**To do**
Identify the lines bearing the string "JSON" and gather them.

**Provided data**
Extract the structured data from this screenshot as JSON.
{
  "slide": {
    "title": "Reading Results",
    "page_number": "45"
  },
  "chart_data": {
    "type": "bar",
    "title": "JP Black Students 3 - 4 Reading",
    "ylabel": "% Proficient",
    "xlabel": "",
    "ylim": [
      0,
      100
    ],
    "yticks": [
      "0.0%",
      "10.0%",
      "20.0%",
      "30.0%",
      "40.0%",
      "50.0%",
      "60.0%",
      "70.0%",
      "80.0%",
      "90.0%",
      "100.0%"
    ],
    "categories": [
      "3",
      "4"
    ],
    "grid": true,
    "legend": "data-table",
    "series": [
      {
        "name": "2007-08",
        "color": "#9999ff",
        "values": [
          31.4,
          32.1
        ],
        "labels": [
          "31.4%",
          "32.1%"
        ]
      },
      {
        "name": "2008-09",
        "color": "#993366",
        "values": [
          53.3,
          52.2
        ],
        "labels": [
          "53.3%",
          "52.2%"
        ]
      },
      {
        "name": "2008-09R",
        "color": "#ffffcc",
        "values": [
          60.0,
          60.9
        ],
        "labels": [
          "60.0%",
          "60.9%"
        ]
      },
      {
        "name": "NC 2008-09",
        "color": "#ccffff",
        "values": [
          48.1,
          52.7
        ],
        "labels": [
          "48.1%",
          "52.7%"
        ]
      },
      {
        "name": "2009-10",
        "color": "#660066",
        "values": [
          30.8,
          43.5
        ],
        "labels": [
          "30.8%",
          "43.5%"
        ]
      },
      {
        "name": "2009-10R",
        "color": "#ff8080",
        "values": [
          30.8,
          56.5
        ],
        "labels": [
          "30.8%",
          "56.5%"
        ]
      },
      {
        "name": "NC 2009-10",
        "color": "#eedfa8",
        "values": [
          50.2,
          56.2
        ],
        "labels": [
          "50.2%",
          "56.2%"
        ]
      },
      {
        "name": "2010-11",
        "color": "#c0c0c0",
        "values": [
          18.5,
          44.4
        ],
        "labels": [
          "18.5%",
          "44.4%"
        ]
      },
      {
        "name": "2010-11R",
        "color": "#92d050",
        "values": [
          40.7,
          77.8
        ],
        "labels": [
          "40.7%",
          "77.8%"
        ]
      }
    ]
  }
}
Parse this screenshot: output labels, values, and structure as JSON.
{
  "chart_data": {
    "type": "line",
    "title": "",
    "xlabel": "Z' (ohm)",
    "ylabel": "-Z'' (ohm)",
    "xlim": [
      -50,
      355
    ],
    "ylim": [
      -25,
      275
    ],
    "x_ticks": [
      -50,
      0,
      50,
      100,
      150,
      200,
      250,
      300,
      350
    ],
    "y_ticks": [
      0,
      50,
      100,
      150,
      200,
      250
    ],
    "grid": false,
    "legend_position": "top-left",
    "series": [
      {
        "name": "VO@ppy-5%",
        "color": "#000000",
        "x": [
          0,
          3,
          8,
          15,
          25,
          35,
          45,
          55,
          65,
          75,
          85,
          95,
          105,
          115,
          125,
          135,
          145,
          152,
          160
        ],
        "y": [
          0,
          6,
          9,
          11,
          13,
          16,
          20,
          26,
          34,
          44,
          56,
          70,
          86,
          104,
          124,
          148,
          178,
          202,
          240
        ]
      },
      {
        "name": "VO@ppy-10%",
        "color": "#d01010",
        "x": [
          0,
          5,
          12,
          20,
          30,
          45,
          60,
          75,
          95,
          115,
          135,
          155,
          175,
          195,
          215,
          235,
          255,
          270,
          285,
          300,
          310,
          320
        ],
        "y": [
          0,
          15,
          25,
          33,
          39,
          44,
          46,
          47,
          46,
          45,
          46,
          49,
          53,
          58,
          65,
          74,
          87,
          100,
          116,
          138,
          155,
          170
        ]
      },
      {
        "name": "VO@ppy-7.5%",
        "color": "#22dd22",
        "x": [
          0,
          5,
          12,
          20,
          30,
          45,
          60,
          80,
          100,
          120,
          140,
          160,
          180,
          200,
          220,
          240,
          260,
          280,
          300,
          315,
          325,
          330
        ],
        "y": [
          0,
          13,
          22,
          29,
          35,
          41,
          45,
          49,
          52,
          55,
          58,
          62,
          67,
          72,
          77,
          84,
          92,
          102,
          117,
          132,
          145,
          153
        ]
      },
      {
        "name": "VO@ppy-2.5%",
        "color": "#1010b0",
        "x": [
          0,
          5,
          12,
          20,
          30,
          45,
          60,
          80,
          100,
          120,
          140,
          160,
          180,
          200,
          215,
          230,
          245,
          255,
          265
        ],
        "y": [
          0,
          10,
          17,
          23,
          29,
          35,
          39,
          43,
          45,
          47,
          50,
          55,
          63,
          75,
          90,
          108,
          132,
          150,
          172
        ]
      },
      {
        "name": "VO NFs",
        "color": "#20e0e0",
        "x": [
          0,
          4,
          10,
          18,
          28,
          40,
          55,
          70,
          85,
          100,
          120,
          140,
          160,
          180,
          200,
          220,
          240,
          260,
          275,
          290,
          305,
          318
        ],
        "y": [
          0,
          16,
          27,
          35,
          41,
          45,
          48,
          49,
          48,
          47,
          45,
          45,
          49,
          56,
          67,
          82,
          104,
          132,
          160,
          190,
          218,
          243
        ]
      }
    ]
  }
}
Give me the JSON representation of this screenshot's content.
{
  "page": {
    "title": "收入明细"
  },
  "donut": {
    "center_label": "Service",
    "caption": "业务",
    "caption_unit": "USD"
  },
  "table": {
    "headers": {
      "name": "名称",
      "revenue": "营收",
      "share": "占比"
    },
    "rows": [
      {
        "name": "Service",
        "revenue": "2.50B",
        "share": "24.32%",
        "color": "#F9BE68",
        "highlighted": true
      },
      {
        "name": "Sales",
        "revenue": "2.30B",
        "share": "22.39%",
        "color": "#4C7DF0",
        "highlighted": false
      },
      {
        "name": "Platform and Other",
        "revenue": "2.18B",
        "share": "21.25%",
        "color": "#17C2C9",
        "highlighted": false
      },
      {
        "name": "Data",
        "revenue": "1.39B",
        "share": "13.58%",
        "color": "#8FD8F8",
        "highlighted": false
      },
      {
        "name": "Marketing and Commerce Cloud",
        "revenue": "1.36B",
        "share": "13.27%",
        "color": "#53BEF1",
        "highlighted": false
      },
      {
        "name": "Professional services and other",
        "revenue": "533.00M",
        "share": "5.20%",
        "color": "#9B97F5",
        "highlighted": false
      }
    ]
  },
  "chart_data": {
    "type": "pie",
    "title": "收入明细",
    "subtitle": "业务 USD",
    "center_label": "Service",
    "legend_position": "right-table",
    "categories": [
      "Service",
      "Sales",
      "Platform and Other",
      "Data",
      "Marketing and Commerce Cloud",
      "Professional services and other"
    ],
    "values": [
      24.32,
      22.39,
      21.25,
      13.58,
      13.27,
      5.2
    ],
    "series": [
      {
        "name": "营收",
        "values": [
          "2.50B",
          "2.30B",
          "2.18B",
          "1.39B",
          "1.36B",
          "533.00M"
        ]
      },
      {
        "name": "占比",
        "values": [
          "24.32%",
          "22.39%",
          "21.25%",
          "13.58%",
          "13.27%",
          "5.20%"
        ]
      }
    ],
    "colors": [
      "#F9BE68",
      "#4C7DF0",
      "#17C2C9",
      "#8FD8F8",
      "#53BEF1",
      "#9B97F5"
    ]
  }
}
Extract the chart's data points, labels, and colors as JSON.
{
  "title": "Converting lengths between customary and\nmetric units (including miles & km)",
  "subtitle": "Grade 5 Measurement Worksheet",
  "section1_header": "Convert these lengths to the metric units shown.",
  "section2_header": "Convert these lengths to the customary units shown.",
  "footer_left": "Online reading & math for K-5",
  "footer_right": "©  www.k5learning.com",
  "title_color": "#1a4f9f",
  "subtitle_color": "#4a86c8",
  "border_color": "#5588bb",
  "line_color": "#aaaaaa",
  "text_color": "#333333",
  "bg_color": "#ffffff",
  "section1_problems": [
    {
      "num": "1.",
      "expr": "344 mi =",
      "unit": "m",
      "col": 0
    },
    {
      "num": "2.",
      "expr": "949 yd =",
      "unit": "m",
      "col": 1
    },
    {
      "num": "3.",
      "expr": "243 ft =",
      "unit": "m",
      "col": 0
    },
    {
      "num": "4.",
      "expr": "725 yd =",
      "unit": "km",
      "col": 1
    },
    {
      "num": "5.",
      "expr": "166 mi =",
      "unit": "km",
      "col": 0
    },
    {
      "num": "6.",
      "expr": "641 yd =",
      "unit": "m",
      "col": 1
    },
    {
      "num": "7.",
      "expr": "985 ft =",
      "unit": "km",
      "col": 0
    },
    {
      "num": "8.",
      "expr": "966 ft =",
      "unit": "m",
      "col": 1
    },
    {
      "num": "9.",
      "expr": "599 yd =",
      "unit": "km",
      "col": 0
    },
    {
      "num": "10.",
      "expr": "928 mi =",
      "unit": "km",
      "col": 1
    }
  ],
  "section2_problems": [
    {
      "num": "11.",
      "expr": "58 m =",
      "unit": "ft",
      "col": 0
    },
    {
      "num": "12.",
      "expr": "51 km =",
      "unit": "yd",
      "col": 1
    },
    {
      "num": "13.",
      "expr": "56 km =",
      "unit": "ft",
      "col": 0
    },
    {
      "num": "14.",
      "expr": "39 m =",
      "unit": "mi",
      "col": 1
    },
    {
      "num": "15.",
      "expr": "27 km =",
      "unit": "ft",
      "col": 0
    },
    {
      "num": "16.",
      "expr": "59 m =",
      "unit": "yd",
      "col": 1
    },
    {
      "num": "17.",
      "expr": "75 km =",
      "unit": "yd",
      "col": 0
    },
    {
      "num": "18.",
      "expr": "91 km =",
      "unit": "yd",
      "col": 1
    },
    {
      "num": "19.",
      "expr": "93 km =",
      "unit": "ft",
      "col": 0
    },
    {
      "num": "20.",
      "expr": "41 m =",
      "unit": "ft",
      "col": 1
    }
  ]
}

**Answer to the exercise**
Extract the structured data from this screenshot as JSON.
Parse this screenshot: output labels, values, and structure as JSON.
Give me the JSON representation of this screenshot's content.
Extract the chart's data points, labels, and colors as JSON.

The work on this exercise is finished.